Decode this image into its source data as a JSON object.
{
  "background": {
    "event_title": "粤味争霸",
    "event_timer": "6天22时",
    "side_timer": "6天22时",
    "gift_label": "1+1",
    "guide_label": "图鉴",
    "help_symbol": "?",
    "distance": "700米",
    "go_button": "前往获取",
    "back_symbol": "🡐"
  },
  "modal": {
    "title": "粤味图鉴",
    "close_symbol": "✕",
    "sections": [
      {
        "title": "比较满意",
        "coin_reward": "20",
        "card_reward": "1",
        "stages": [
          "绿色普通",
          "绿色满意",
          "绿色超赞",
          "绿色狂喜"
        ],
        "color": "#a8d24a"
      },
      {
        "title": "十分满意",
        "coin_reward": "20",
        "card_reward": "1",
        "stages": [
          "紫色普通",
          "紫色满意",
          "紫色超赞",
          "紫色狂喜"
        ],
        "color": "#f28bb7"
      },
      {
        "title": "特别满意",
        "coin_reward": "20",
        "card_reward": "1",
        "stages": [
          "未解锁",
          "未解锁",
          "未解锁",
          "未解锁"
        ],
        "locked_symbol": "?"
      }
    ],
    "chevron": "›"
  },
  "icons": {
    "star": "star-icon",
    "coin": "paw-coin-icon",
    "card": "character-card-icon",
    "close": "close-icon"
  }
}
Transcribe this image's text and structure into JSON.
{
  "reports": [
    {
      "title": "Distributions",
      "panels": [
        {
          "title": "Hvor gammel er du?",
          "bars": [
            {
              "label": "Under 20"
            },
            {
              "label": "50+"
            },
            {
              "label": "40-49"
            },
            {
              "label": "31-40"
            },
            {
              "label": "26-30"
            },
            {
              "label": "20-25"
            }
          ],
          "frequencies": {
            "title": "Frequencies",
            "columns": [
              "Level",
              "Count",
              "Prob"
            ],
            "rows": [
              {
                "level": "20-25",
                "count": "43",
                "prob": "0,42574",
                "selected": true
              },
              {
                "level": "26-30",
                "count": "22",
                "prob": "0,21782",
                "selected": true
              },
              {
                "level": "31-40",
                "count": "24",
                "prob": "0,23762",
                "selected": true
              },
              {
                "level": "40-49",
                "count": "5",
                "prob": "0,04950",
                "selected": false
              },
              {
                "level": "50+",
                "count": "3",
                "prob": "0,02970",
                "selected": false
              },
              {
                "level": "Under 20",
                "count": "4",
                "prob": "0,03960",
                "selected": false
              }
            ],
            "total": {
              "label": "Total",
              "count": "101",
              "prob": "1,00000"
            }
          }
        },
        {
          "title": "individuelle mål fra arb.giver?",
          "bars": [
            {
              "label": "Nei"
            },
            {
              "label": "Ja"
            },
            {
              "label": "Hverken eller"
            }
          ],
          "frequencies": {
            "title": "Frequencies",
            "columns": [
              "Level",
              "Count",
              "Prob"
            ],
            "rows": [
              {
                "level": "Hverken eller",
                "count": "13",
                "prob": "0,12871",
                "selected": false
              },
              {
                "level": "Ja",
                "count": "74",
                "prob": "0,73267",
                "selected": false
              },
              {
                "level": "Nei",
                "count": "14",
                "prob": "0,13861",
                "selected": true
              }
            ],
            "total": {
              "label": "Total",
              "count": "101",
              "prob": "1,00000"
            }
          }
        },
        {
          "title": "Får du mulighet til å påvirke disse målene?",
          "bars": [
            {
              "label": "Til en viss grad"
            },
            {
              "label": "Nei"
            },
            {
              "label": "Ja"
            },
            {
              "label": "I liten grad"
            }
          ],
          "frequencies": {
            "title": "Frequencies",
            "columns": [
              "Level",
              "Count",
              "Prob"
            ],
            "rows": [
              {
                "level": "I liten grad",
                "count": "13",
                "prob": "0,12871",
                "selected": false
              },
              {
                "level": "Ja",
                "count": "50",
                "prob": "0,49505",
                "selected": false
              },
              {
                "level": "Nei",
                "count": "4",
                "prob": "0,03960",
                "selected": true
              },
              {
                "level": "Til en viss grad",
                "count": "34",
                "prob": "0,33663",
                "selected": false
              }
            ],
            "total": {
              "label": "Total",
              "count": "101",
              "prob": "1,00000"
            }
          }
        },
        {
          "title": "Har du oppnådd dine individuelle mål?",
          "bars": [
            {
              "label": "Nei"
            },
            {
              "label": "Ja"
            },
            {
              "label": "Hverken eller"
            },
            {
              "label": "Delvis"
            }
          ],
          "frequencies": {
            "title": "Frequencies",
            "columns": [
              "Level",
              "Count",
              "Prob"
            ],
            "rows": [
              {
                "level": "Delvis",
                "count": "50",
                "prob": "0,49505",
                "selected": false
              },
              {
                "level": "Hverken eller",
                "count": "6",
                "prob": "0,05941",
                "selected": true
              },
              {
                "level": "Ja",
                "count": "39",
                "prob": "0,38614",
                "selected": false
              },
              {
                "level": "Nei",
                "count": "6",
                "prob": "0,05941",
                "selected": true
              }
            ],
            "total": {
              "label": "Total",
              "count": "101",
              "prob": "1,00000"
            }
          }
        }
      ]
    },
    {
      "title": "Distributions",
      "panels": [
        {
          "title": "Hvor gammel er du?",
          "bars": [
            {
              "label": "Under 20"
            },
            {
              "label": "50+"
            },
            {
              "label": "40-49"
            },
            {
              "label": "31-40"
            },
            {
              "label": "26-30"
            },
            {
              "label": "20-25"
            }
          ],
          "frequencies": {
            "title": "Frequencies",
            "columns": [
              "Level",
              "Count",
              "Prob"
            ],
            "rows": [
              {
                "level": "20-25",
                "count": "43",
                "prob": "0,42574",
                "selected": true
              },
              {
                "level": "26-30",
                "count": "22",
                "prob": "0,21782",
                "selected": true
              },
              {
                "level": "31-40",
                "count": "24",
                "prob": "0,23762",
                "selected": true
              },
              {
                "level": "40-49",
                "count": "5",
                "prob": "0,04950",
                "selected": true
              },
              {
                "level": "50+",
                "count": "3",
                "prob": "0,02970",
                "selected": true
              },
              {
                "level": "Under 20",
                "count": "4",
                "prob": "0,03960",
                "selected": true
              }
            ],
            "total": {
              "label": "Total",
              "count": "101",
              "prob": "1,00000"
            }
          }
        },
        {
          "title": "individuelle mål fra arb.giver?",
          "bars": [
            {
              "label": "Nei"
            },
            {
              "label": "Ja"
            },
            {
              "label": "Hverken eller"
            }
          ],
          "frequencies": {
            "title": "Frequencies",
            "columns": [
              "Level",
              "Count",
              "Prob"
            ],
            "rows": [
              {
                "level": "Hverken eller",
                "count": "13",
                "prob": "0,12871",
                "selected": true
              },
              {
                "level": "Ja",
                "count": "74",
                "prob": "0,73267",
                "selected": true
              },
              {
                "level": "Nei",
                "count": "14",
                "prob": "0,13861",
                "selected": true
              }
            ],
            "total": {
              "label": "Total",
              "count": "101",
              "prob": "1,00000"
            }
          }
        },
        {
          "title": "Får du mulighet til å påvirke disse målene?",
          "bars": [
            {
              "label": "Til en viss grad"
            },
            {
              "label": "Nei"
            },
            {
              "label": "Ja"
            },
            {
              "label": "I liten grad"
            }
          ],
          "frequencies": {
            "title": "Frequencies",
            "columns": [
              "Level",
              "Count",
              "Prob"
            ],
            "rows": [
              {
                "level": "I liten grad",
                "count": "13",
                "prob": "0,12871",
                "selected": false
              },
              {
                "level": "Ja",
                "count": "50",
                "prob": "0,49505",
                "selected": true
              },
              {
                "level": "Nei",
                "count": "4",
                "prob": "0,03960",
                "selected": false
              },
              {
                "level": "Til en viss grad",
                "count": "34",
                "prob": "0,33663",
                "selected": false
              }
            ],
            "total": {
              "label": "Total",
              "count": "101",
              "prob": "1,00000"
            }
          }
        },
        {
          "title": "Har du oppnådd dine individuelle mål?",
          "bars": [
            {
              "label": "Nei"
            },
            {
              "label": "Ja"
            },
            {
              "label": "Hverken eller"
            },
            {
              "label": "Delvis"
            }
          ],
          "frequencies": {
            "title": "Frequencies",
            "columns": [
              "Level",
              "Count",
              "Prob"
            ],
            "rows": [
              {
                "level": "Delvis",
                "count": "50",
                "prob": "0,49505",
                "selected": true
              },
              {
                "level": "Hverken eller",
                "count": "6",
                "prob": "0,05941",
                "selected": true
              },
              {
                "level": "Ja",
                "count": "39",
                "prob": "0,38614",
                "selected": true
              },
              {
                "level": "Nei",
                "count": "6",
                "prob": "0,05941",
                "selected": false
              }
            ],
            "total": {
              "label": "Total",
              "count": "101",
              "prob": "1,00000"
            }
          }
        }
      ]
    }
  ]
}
= = = =
* **Work to be completed**: Pick out the lines containing the word "image" and show them.

* **Result**:
Decode this image into its source data as a JSON object.
Transcribe this image's text and structure into JSON.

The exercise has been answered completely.